● **EXERCISE**: Here are some entries; quote each one exactly.
------------------------------
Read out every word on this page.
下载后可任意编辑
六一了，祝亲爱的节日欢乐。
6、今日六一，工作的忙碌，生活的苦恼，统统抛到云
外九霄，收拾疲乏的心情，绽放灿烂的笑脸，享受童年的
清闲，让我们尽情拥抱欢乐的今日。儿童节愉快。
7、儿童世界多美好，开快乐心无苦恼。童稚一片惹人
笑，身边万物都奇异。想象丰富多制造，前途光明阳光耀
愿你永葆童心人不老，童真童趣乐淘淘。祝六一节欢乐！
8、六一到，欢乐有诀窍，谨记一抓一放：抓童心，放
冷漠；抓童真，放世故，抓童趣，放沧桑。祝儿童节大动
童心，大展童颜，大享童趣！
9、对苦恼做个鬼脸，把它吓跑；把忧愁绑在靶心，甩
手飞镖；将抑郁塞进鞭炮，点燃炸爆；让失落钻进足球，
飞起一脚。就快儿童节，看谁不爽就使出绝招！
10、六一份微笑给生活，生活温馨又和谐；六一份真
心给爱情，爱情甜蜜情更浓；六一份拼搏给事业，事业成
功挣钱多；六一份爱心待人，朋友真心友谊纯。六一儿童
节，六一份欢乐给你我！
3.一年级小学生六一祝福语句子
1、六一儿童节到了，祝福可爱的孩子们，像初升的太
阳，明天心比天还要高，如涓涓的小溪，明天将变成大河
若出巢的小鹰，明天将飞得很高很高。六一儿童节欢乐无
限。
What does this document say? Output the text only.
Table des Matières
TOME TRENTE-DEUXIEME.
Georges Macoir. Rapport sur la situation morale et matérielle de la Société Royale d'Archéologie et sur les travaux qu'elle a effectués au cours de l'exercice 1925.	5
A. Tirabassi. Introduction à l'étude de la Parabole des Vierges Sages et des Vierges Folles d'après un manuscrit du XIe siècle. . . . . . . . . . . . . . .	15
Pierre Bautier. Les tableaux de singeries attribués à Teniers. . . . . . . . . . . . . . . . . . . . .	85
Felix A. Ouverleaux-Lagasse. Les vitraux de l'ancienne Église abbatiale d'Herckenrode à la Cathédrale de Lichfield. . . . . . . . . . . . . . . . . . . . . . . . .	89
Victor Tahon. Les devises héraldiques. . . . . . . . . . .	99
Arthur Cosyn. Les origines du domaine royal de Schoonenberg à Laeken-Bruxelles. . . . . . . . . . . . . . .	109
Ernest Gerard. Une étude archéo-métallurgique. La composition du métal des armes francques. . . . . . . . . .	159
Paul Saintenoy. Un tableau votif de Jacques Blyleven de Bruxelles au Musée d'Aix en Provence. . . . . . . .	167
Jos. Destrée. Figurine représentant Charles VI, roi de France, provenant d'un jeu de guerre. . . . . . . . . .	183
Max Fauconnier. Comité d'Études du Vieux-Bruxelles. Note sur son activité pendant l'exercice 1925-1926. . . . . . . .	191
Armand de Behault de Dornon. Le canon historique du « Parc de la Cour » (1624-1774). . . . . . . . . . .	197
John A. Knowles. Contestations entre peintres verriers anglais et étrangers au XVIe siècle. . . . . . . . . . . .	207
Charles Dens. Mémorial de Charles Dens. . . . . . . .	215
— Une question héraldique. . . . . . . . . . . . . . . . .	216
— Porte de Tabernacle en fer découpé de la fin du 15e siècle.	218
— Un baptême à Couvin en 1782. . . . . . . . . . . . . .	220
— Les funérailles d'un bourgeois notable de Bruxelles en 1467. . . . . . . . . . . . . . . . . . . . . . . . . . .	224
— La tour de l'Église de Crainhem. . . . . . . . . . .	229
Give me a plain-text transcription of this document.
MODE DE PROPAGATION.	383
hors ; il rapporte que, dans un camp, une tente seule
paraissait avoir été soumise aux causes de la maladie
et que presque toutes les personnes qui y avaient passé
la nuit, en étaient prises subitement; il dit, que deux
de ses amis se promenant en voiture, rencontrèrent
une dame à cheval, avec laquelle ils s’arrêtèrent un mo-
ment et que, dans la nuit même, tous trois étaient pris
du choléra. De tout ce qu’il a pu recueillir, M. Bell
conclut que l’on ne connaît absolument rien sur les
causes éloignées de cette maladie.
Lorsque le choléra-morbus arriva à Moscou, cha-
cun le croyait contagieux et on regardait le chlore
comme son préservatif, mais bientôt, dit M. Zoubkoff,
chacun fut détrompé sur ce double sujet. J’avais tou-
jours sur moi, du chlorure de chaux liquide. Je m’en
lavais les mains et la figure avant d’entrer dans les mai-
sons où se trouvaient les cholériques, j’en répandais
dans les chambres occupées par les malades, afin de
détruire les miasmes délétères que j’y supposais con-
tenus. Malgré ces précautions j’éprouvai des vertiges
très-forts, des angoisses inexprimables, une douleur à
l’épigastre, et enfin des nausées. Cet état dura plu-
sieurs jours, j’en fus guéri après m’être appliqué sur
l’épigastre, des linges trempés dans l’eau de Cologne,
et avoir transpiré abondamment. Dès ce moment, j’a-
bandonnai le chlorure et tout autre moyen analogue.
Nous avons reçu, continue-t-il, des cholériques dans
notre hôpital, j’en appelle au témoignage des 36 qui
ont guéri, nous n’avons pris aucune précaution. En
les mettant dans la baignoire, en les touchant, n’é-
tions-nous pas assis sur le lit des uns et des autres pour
------------------------------
● **RESPONSE**:
Read out every word on this page.
下载后可任意编辑
六一了，祝亲爱的节日欢乐。
6、今日六一，工作的忙碌，生活的苦恼，统统抛到云
外九霄，收拾疲乏的心情，绽放灿烂的笑脸，享受童年的
清闲，让我们尽情拥抱欢乐的今日。儿童节愉快。
7、儿童世界多美好，开快乐心无苦恼。童稚一片惹人
笑，身边万物都奇异。想象丰富多制造，前途光明阳光耀
愿你永葆童心人不老，童真童趣乐淘淘。祝六一节欢乐！
8、六一到，欢乐有诀窍，谨记一抓一放：抓童心，放
冷漠；抓童真，放世故，抓童趣，放沧桑。祝儿童节大动
童心，大展童颜，大享童趣！
9、对苦恼做个鬼脸，把它吓跑；把忧愁绑在靶心，甩
手飞镖；将抑郁塞进鞭炮，点燃炸爆；让失落钻进足球，
飞起一脚。就快儿童节，看谁不爽就使出绝招！
10、六一份微笑给生活，生活温馨又和谐；六一份真
心给爱情，爱情甜蜜情更浓；六一份拼搏给事业，事业成
功挣钱多；六一份爱心待人，朋友真心友谊纯。六一儿童
节，六一份欢乐给你我！
3.一年级小学生六一祝福语句子
1、六一儿童节到了，祝福可爱的孩子们，像初升的太
阳，明天心比天还要高，如涓涓的小溪，明天将变成大河
若出巢的小鹰，明天将飞得很高很高。六一儿童节欢乐无
限。
What does this document say? Output the text only.
Table des Matières
TOME TRENTE-DEUXIEME.
Georges Macoir. Rapport sur la situation morale et matérielle de la Société Royale d'Archéologie et sur les travaux qu'elle a effectués au cours de l'exercice 1925.	5
A. Tirabassi. Introduction à l'étude de la Parabole des Vierges Sages et des Vierges Folles d'après un manuscrit du XIe siècle. . . . . . . . . . . . . . .	15
Pierre Bautier. Les tableaux de singeries attribués à Teniers. . . . . . . . . . . . . . . . . . . . .	85
Felix A. Ouverleaux-Lagasse. Les vitraux de l'ancienne Église abbatiale d'Herckenrode à la Cathédrale de Lichfield. . . . . . . . . . . . . . . . . . . . . . . . .	89
Victor Tahon. Les devises héraldiques. . . . . . . . . . .	99
Arthur Cosyn. Les origines du domaine royal de Schoonenberg à Laeken-Bruxelles. . . . . . . . . . . . . . .	109
Ernest Gerard. Une étude archéo-métallurgique. La composition du métal des armes francques. . . . . . . . . .	159
Paul Saintenoy. Un tableau votif de Jacques Blyleven de Bruxelles au Musée d'Aix en Provence. . . . . . . .	167
Jos. Destrée. Figurine représentant Charles VI, roi de France, provenant d'un jeu de guerre. . . . . . . . . .	183
Max Fauconnier. Comité d'Études du Vieux-Bruxelles. Note sur son activité pendant l'exercice 1925-1926. . . . . . . .	191
Armand de Behault de Dornon. Le canon historique du « Parc de la Cour » (1624-1774). . . . . . . . . . .	197
John A. Knowles. Contestations entre peintres verriers anglais et étrangers au XVIe siècle. . . . . . . . . . . .	207
Charles Dens. Mémorial de Charles Dens. . . . . . . .	215
— Une question héraldique. . . . . . . . . . . . . . . . .	216
— Porte de Tabernacle en fer découpé de la fin du 15e siècle.	218
— Un baptême à Couvin en 1782. . . . . . . . . . . . . .	220
— Les funérailles d'un bourgeois notable de Bruxelles en 1467. . . . . . . . . . . . . . . . . . . . . . . . . . .	224
— La tour de l'Église de Crainhem. . . . . . . . . . .	229
Give me a plain-text transcription of this document.
MODE DE PROPAGATION.	383
hors ; il rapporte que, dans un camp, une tente seule
paraissait avoir été soumise aux causes de la maladie
et que presque toutes les personnes qui y avaient passé
la nuit, en étaient prises subitement; il dit, que deux
de ses amis se promenant en voiture, rencontrèrent
une dame à cheval, avec laquelle ils s’arrêtèrent un mo-
ment et que, dans la nuit même, tous trois étaient pris
du choléra. De tout ce qu’il a pu recueillir, M. Bell
conclut que l’on ne connaît absolument rien sur les
causes éloignées de cette maladie.
Lorsque le choléra-morbus arriva à Moscou, cha-
cun le croyait contagieux et on regardait le chlore
comme son préservatif, mais bientôt, dit M. Zoubkoff,
chacun fut détrompé sur ce double sujet. J’avais tou-
jours sur moi, du chlorure de chaux liquide. Je m’en
lavais les mains et la figure avant d’entrer dans les mai-
sons où se trouvaient les cholériques, j’en répandais
dans les chambres occupées par les malades, afin de
détruire les miasmes délétères que j’y supposais con-
tenus. Malgré ces précautions j’éprouvai des vertiges
très-forts, des angoisses inexprimables, une douleur à
l’épigastre, et enfin des nausées. Cet état dura plu-
sieurs jours, j’en fus guéri après m’être appliqué sur
l’épigastre, des linges trempés dans l’eau de Cologne,
et avoir transpiré abondamment. Dès ce moment, j’a-
bandonnai le chlorure et tout autre moyen analogue.
Nous avons reçu, continue-t-il, des cholériques dans
notre hôpital, j’en appelle au témoignage des 36 qui
ont guéri, nous n’avons pris aucune précaution. En
les mettant dans la baignoire, en les touchant, n’é-
tions-nous pas assis sur le lit des uns et des autres pour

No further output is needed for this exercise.